> _What you will do_
Please find all lines in the data that hold the string "Kleingärtners" and copy them.

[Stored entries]
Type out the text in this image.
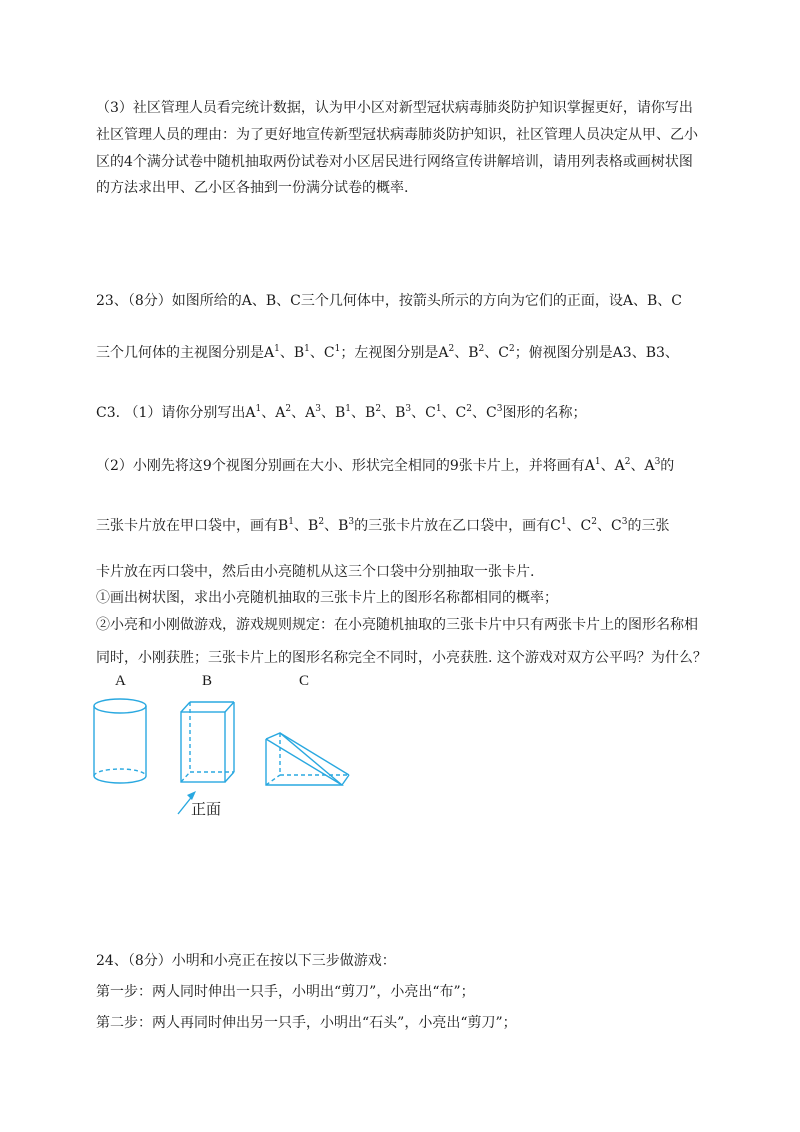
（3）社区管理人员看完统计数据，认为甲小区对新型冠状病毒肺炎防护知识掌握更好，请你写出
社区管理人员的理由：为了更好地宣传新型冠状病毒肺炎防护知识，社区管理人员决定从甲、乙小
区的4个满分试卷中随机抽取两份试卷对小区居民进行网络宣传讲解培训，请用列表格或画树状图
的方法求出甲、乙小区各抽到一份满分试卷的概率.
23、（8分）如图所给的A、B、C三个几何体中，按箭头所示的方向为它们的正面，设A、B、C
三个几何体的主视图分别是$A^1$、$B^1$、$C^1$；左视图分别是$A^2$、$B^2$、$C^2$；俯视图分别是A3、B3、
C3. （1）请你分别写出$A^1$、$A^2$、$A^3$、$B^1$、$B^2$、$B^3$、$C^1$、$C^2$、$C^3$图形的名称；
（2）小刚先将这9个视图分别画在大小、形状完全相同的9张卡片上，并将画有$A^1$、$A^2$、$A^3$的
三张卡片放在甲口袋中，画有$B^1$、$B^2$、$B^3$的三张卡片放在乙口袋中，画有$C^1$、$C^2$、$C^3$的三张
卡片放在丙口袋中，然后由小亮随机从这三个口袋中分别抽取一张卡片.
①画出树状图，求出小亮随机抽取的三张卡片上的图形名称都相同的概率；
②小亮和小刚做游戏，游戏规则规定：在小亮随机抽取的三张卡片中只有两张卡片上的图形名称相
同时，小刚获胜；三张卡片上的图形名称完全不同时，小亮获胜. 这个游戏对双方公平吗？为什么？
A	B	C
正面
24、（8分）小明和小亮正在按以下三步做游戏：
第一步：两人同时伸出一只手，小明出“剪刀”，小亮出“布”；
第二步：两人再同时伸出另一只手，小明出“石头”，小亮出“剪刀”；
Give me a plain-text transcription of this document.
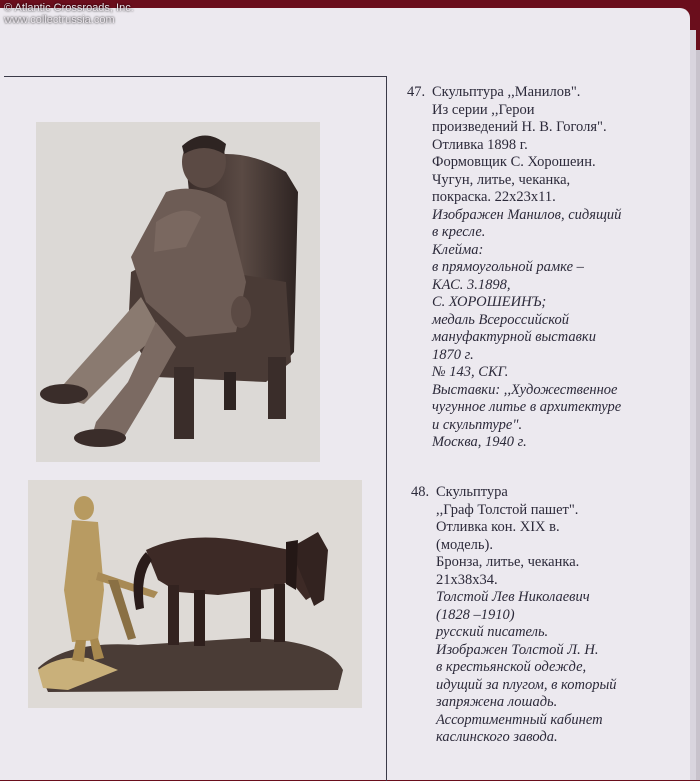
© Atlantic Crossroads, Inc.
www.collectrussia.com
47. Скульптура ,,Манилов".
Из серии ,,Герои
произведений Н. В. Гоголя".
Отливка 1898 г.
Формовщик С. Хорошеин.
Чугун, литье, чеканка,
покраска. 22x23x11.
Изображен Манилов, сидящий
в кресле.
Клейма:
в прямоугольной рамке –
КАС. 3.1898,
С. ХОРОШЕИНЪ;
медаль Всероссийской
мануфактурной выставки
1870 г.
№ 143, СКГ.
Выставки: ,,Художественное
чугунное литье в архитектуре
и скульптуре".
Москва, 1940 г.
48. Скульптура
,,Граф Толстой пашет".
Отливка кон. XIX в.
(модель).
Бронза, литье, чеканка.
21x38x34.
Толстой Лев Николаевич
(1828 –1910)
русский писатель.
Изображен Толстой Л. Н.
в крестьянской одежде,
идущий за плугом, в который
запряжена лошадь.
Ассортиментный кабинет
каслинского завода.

---

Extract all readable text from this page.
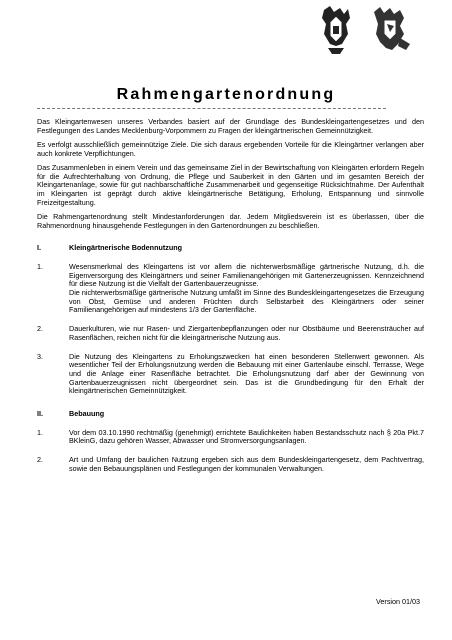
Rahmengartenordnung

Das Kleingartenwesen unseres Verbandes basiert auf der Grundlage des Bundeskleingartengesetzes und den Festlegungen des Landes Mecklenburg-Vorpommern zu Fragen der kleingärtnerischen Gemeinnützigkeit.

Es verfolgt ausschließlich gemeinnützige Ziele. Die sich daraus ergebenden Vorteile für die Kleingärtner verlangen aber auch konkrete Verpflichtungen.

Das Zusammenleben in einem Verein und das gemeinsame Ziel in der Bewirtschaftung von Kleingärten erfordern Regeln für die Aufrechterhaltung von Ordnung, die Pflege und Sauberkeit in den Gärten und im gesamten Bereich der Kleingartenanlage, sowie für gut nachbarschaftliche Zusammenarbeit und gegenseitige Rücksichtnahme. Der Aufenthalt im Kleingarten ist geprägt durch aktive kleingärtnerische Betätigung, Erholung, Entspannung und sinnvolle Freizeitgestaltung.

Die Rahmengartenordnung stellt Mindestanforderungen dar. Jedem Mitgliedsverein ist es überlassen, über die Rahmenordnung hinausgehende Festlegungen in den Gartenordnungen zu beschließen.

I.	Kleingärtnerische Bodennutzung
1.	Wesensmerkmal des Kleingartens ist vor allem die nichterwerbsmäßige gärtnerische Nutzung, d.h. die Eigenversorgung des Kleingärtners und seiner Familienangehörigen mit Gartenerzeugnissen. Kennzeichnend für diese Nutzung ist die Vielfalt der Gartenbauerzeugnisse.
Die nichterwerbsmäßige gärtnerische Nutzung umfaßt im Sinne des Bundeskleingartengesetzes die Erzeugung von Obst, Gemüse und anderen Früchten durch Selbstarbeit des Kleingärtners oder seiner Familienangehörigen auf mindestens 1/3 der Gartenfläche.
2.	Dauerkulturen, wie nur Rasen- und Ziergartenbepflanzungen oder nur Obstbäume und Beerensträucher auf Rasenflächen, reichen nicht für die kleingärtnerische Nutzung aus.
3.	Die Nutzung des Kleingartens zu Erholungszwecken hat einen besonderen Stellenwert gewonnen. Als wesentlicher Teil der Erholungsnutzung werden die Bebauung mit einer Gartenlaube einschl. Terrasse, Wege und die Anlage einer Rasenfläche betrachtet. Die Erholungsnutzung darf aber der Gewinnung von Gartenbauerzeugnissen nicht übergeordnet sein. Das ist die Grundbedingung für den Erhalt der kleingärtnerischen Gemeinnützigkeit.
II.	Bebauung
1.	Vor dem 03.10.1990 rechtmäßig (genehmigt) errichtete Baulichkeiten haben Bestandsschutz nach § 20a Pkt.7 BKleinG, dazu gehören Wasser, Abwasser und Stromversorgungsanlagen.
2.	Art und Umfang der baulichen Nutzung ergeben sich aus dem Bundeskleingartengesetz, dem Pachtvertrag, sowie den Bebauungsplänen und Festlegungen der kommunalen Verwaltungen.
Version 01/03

> _Answer for this exercise_
1.	Wesensmerkmal des Kleingartens ist vor allem die nichterwerbsmäßige gärtnerische Nutzung, d.h. die Eigenversorgung des Kleingärtners und seiner Familienangehörigen mit Gartenerzeugnissen. Kennzeichnend für diese Nutzung ist die Vielfalt der Gartenbauerzeugnisse.
Die nichterwerbsmäßige gärtnerische Nutzung umfaßt im Sinne des Bundeskleingartengesetzes die Erzeugung von Obst, Gemüse und anderen Früchten durch Selbstarbeit des Kleingärtners oder seiner Familienangehörigen auf mindestens 1/3 der Gartenfläche.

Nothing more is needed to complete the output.